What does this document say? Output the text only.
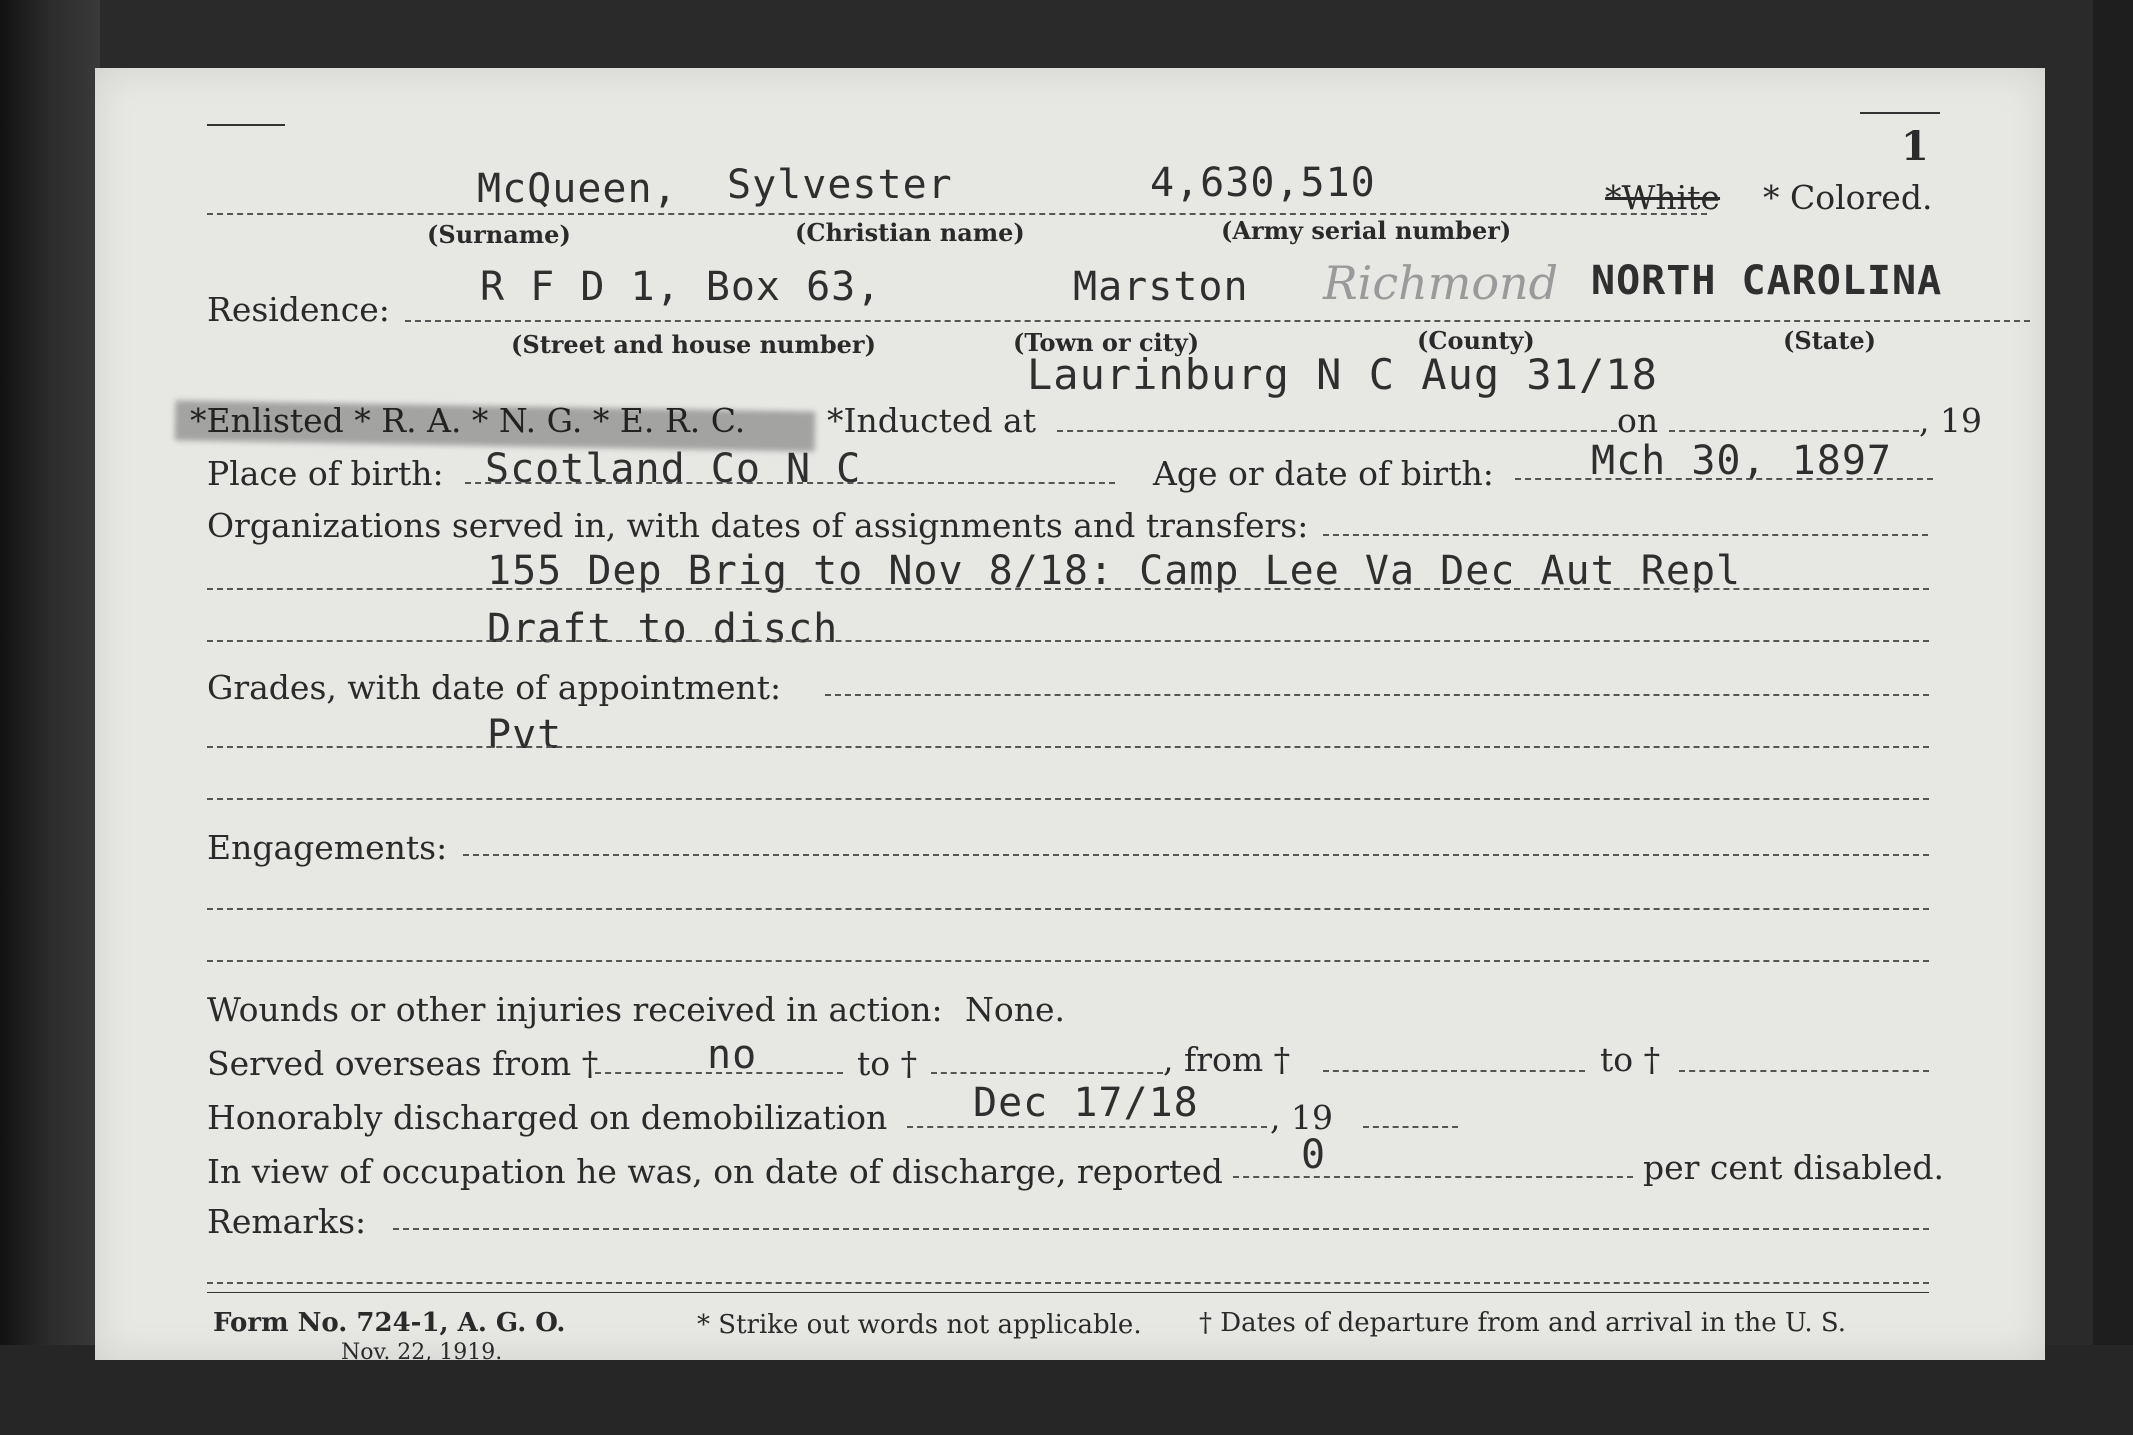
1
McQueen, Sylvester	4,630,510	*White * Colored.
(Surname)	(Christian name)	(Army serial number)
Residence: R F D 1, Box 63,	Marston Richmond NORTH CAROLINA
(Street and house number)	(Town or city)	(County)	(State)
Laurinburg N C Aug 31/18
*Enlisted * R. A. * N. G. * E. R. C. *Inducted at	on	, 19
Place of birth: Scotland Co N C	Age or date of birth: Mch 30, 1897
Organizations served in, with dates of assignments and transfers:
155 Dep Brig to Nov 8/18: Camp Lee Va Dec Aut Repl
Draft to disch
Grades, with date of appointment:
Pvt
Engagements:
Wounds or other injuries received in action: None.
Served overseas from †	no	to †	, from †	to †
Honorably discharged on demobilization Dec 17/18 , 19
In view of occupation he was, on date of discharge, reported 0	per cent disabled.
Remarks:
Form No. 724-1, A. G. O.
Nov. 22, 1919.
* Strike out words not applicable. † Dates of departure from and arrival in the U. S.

-*-

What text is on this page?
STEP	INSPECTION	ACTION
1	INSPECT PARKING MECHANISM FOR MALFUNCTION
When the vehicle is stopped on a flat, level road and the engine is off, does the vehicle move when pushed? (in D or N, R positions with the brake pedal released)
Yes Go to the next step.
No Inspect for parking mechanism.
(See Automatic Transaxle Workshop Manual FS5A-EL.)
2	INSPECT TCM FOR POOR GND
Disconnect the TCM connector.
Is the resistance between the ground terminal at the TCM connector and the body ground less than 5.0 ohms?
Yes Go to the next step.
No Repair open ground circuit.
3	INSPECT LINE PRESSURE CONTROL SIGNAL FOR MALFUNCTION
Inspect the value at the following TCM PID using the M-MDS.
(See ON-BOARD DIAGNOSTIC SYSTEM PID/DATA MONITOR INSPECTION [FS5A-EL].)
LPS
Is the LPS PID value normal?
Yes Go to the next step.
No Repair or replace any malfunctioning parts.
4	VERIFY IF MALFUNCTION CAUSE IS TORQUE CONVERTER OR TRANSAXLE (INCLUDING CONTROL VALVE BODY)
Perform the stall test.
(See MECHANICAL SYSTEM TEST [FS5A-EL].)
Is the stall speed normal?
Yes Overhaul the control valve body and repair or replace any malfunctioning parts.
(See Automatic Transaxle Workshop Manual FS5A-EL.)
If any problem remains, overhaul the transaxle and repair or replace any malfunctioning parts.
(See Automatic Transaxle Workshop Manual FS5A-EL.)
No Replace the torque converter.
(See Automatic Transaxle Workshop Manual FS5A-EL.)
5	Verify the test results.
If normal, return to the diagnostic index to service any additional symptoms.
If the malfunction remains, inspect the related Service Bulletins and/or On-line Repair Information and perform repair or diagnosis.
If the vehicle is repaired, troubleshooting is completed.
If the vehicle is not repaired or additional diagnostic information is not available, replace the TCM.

-*-

**REQUIREMENT:**
Identify the lines that hold the word "remains". Copy every one of them.

**RESULT OF THIS EXERCISE:**
If any problem remains, overhaul the transaxle and repair or replace any malfunctioning parts.
If the malfunction remains, inspect the related Service Bulletins and/or On-line Repair Information and perform repair or diagnosis.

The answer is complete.